Data for this task =>
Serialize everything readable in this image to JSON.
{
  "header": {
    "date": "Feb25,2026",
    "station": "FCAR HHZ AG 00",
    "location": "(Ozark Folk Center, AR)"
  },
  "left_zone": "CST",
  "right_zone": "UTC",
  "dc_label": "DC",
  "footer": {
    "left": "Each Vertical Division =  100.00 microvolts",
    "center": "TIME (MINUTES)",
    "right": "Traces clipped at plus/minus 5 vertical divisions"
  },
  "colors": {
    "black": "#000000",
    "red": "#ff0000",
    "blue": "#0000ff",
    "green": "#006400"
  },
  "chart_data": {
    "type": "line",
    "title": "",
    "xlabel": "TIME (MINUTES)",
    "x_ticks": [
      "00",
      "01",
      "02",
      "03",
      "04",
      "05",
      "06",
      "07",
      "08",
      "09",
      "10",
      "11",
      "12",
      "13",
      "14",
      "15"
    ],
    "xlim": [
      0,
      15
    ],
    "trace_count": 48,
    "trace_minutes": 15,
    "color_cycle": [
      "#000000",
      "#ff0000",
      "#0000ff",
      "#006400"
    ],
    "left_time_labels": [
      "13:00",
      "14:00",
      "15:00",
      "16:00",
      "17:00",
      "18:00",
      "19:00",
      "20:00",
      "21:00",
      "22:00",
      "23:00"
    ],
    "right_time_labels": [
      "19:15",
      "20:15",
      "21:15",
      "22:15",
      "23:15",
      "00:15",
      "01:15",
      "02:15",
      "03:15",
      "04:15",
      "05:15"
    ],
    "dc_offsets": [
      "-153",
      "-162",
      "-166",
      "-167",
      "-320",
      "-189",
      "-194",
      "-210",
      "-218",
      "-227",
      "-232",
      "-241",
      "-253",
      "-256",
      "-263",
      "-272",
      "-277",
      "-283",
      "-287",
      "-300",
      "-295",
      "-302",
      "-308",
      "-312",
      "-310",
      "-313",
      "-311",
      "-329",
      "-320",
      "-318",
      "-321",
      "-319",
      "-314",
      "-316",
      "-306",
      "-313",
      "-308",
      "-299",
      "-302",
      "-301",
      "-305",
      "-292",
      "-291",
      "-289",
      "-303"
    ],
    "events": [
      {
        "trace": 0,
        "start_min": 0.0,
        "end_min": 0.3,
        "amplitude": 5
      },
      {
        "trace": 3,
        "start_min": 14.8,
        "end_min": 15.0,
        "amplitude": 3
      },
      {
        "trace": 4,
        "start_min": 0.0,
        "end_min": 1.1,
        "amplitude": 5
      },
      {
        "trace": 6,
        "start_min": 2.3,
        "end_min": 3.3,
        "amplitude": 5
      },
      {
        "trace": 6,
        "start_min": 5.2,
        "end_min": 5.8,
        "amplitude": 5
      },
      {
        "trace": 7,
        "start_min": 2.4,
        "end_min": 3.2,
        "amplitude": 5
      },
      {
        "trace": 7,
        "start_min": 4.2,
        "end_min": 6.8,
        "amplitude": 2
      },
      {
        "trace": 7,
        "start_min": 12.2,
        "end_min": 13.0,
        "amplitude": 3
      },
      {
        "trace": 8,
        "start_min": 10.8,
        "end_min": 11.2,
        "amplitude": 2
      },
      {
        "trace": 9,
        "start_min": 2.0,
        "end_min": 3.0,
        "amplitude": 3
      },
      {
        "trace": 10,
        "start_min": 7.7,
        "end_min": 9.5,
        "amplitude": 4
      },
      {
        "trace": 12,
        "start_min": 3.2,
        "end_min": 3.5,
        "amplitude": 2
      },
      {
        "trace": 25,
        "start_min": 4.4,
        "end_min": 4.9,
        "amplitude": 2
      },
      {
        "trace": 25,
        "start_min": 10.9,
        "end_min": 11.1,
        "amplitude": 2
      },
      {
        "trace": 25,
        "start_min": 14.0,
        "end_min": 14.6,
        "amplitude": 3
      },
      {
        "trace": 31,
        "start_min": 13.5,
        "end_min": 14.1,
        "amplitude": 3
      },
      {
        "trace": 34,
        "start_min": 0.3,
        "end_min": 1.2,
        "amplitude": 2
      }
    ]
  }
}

Required work => Copy all the entries verbatim.

Finished answer =>
Serialize everything readable in this image to JSON.
{
  "header": {
    "date": "Feb25,2026",
    "station": "FCAR HHZ AG 00",
    "location": "(Ozark Folk Center, AR)"
  },
  "left_zone": "CST",
  "right_zone": "UTC",
  "dc_label": "DC",
  "footer": {
    "left": "Each Vertical Division =  100.00 microvolts",
    "center": "TIME (MINUTES)",
    "right": "Traces clipped at plus/minus 5 vertical divisions"
  },
  "colors": {
    "black": "#000000",
    "red": "#ff0000",
    "blue": "#0000ff",
    "green": "#006400"
  },
  "chart_data": {
    "type": "line",
    "title": "",
    "xlabel": "TIME (MINUTES)",
    "x_ticks": [
      "00",
      "01",
      "02",
      "03",
      "04",
      "05",
      "06",
      "07",
      "08",
      "09",
      "10",
      "11",
      "12",
      "13",
      "14",
      "15"
    ],
    "xlim": [
      0,
      15
    ],
    "trace_count": 48,
    "trace_minutes": 15,
    "color_cycle": [
      "#000000",
      "#ff0000",
      "#0000ff",
      "#006400"
    ],
    "left_time_labels": [
      "13:00",
      "14:00",
      "15:00",
      "16:00",
      "17:00",
      "18:00",
      "19:00",
      "20:00",
      "21:00",
      "22:00",
      "23:00"
    ],
    "right_time_labels": [
      "19:15",
      "20:15",
      "21:15",
      "22:15",
      "23:15",
      "00:15",
      "01:15",
      "02:15",
      "03:15",
      "04:15",
      "05:15"
    ],
    "dc_offsets": [
      "-153",
      "-162",
      "-166",
      "-167",
      "-320",
      "-189",
      "-194",
      "-210",
      "-218",
      "-227",
      "-232",
      "-241",
      "-253",
      "-256",
      "-263",
      "-272",
      "-277",
      "-283",
      "-287",
      "-300",
      "-295",
      "-302",
      "-308",
      "-312",
      "-310",
      "-313",
      "-311",
      "-329",
      "-320",
      "-318",
      "-321",
      "-319",
      "-314",
      "-316",
      "-306",
      "-313",
      "-308",
      "-299",
      "-302",
      "-301",
      "-305",
      "-292",
      "-291",
      "-289",
      "-303"
    ],
    "events": [
      {
        "trace": 0,
        "start_min": 0.0,
        "end_min": 0.3,
        "amplitude": 5
      },
      {
        "trace": 3,
        "start_min": 14.8,
        "end_min": 15.0,
        "amplitude": 3
      },
      {
        "trace": 4,
        "start_min": 0.0,
        "end_min": 1.1,
        "amplitude": 5
      },
      {
        "trace": 6,
        "start_min": 2.3,
        "end_min": 3.3,
        "amplitude": 5
      },
      {
        "trace": 6,
        "start_min": 5.2,
        "end_min": 5.8,
        "amplitude": 5
      },
      {
        "trace": 7,
        "start_min": 2.4,
        "end_min": 3.2,
        "amplitude": 5
      },
      {
        "trace": 7,
        "start_min": 4.2,
        "end_min": 6.8,
        "amplitude": 2
      },
      {
        "trace": 7,
        "start_min": 12.2,
        "end_min": 13.0,
        "amplitude": 3
      },
      {
        "trace": 8,
        "start_min": 10.8,
        "end_min": 11.2,
        "amplitude": 2
      },
      {
        "trace": 9,
        "start_min": 2.0,
        "end_min": 3.0,
        "amplitude": 3
      },
      {
        "trace": 10,
        "start_min": 7.7,
        "end_min": 9.5,
        "amplitude": 4
      },
      {
        "trace": 12,
        "start_min": 3.2,
        "end_min": 3.5,
        "amplitude": 2
      },
      {
        "trace": 25,
        "start_min": 4.4,
        "end_min": 4.9,
        "amplitude": 2
      },
      {
        "trace": 25,
        "start_min": 10.9,
        "end_min": 11.1,
        "amplitude": 2
      },
      {
        "trace": 25,
        "start_min": 14.0,
        "end_min": 14.6,
        "amplitude": 3
      },
      {
        "trace": 31,
        "start_min": 13.5,
        "end_min": 14.1,
        "amplitude": 3
      },
      {
        "trace": 34,
        "start_min": 0.3,
        "end_min": 1.2,
        "amplitude": 2
      }
    ]
  }
}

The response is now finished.